Text shown →
☆ ☆ ☆
Wednesday, April 30, 2014

Virginia Divorce and Death Benefits: What Happens When You Die

As always, before reading this post please review my disclaimer by following the above link or by clicking on this link.  As always, any legal principle discussed apply only to the Commonwealth of Virginia.

Introduction

Lawyers tend to live in a little bit of a fantasy world regarding our clients.  Our clients, we like to believe, are "perfect" when it comes to protecting themselves under the law.  They update their wills every time there's even the slightest change warranting an update, they are always on top of their finances, and nothing is even let go by for a day.

Of course, this is a fantasy, and reality is that most people who aren't lawyers really don't have time to be obsessing over life's relatively minor legalities.  So, let me present you with a scenario we see all the time in family law.  John and Suzanne get divorced.  Two months later, John and Betty get married.  Two months after that, John dies.  At the time of John's death, he has not updated his will, or his beneficiary designations.  He has a will, life insurance policy, retirement account, etc. that all say "everything goes to Suzanne."  Given the divorce, and John's remarriage, we know this was probably not what he wanted to have happen.  So, what now?

In today's blog post, I will cover some of the legalities that occur if a divorced spouse dies without having updated legal documents designating his or her ex as his or her beneficiary.  The ultimate conclusion will be simple - update your designations!  Nonetheless, it is worth understanding the "default," in case you find yourself in a situation beyond your control.
☆ ☆ ☆
Element position data:

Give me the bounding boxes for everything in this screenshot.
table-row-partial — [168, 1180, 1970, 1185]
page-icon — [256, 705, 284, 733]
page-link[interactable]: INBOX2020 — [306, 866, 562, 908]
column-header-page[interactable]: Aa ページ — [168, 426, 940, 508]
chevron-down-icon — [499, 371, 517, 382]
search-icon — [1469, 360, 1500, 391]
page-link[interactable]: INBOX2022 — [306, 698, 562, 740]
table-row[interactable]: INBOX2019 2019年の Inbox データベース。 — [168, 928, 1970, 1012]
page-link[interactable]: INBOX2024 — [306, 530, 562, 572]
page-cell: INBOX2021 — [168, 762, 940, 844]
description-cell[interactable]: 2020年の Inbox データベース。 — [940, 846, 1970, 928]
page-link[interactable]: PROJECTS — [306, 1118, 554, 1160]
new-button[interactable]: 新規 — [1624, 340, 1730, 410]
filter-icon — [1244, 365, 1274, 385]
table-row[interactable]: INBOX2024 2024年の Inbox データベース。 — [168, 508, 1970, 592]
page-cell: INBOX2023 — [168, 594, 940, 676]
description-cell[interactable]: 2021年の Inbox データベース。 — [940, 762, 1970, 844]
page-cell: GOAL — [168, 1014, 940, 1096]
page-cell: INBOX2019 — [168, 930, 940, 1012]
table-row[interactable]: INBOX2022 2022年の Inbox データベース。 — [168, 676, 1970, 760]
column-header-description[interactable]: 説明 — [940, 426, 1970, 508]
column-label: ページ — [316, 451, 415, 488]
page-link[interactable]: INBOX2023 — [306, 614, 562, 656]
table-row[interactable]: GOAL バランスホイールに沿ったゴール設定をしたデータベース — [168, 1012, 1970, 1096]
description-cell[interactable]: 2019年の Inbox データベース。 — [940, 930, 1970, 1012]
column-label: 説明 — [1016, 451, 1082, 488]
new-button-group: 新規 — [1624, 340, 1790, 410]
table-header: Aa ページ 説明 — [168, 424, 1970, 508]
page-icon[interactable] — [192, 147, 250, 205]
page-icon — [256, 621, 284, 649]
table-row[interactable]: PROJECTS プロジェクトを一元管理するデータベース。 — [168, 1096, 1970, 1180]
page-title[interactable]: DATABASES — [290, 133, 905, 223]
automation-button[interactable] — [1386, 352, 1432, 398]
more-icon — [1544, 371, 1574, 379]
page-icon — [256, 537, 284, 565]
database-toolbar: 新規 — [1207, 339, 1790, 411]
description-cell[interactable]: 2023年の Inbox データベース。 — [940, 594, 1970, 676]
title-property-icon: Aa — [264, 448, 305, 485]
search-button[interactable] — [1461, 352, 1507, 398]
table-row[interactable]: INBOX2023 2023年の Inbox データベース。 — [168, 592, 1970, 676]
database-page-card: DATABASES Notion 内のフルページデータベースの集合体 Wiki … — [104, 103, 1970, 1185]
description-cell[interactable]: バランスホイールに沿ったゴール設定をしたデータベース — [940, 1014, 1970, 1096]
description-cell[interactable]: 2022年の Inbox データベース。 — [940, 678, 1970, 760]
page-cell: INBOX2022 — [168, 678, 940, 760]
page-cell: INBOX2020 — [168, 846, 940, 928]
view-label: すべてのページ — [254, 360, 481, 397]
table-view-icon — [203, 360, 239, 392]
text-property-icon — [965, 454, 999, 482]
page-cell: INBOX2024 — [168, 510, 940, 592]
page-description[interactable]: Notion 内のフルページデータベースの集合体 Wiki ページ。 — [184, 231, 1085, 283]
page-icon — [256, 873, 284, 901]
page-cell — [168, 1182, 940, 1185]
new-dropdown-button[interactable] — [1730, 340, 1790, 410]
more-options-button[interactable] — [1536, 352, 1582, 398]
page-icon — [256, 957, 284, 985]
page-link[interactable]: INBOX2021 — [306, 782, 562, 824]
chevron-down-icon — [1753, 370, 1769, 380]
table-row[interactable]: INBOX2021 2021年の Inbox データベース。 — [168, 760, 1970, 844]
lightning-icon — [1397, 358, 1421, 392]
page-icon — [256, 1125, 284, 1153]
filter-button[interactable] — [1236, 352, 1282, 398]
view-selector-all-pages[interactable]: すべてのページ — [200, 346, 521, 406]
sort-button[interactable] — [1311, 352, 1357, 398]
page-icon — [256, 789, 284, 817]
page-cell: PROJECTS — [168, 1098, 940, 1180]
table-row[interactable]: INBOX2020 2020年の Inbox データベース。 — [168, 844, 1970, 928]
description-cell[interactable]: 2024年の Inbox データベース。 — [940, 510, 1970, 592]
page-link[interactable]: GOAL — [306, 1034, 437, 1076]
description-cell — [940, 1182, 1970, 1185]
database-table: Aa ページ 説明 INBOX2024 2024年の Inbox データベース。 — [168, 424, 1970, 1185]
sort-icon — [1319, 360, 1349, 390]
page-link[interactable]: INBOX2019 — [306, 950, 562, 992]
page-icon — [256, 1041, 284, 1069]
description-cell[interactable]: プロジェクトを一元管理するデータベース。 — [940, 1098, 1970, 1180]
☆ ☆ ☆
Exercise requirements →
**A)** Answer these about the post on Virginia divorce and death benefits:
(i) To which jurisdiction does the post say its legal principles apply?
(ii) In the scenario, how long after divorcing Suzanne does John marry Betty?
(iii) What does the post name as its ultimate conclusion?
**B)** How would the post on Virginia divorce and death benefits go on? Write its next few paragraphs, starting after its final sentence.

Outputs in order →
**A)**
(i) The Commonwealth of Virginia.
(ii) Two months.
(iii) Update your designations.

**B)**
General Rule

The general rule, as laid out by the Code of Virginia, is that your divorce automatically revokes all will designations and beneficiary designations of your ex-spouse.  Period, end of story.  Instead, the will, life insurance policy, etc. is required to act as though the ex-spouse died before you did.  Of course, practice is not that simple.  For example, what if the insurance company doesn't know about your divorce and pays the money to your ex-spouse anyways?  That is where the rules get tricky.

Wills

Wills are probably the easiest topic in this area.  The effect of a divorce on a will is laid out in Va. Code Section 64.2-412.  Under that section, as stated in the general rule, the will is now executed as though your ex had pre-deceased you.  While this may seem ideal, think about what this really means.  What if John's will says "everything goes to Suzanne, but if she dies before me, it goes to my brother, Bob."  Well, under the law, now John's estate will go to Bob, not Betty.  In real life it's not quite that simple because of something called the "elective share," but I'm not going to get too into estate law here, so just know that if John wanted his whole estate to go to Betty, by not updating his will, his wishes still will not be followed, even though his estate will not go to Suzanne.

Life Insurance, Retirement Accounts, etc.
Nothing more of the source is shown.